▸ WRITTEN PROBLEM:
Copy every line of the listing exactly.
★ ★ ★ ★ ★
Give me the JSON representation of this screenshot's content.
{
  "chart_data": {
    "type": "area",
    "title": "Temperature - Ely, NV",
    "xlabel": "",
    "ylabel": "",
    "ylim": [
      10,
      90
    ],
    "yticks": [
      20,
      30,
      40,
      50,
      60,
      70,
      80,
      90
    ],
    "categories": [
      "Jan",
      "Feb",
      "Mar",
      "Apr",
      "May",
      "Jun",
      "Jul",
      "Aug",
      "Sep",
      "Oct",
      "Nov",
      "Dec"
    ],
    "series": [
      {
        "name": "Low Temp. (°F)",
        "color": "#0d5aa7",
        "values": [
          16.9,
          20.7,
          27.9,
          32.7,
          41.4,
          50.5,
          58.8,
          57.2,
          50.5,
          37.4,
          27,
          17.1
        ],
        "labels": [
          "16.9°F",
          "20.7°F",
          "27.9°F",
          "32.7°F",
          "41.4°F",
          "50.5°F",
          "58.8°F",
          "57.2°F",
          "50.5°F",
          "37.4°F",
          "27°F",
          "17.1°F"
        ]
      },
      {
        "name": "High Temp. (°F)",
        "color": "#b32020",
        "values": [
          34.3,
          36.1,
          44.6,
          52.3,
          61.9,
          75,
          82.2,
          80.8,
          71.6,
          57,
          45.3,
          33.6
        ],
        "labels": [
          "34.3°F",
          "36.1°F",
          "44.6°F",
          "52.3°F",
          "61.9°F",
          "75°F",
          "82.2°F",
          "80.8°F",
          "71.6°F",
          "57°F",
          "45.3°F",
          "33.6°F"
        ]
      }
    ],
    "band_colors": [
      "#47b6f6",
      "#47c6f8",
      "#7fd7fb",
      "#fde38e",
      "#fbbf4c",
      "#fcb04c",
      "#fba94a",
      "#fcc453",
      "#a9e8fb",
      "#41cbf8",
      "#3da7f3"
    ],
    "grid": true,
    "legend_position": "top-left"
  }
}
★ ★ ★ ★ ★
▸ FINAL RESULT:
Give me the JSON representation of this screenshot's content.
{
  "chart_data": {
    "type": "area",
    "title": "Temperature - Ely, NV",
    "xlabel": "",
    "ylabel": "",
    "ylim": [
      10,
      90
    ],
    "yticks": [
      20,
      30,
      40,
      50,
      60,
      70,
      80,
      90
    ],
    "categories": [
      "Jan",
      "Feb",
      "Mar",
      "Apr",
      "May",
      "Jun",
      "Jul",
      "Aug",
      "Sep",
      "Oct",
      "Nov",
      "Dec"
    ],
    "series": [
      {
        "name": "Low Temp. (°F)",
        "color": "#0d5aa7",
        "values": [
          16.9,
          20.7,
          27.9,
          32.7,
          41.4,
          50.5,
          58.8,
          57.2,
          50.5,
          37.4,
          27,
          17.1
        ],
        "labels": [
          "16.9°F",
          "20.7°F",
          "27.9°F",
          "32.7°F",
          "41.4°F",
          "50.5°F",
          "58.8°F",
          "57.2°F",
          "50.5°F",
          "37.4°F",
          "27°F",
          "17.1°F"
        ]
      },
      {
        "name": "High Temp. (°F)",
        "color": "#b32020",
        "values": [
          34.3,
          36.1,
          44.6,
          52.3,
          61.9,
          75,
          82.2,
          80.8,
          71.6,
          57,
          45.3,
          33.6
        ],
        "labels": [
          "34.3°F",
          "36.1°F",
          "44.6°F",
          "52.3°F",
          "61.9°F",
          "75°F",
          "82.2°F",
          "80.8°F",
          "71.6°F",
          "57°F",
          "45.3°F",
          "33.6°F"
        ]
      }
    ],
    "band_colors": [
      "#47b6f6",
      "#47c6f8",
      "#7fd7fb",
      "#fde38e",
      "#fbbf4c",
      "#fcb04c",
      "#fba94a",
      "#fcc453",
      "#a9e8fb",
      "#41cbf8",
      "#3da7f3"
    ],
    "grid": true,
    "legend_position": "top-left"
  }
}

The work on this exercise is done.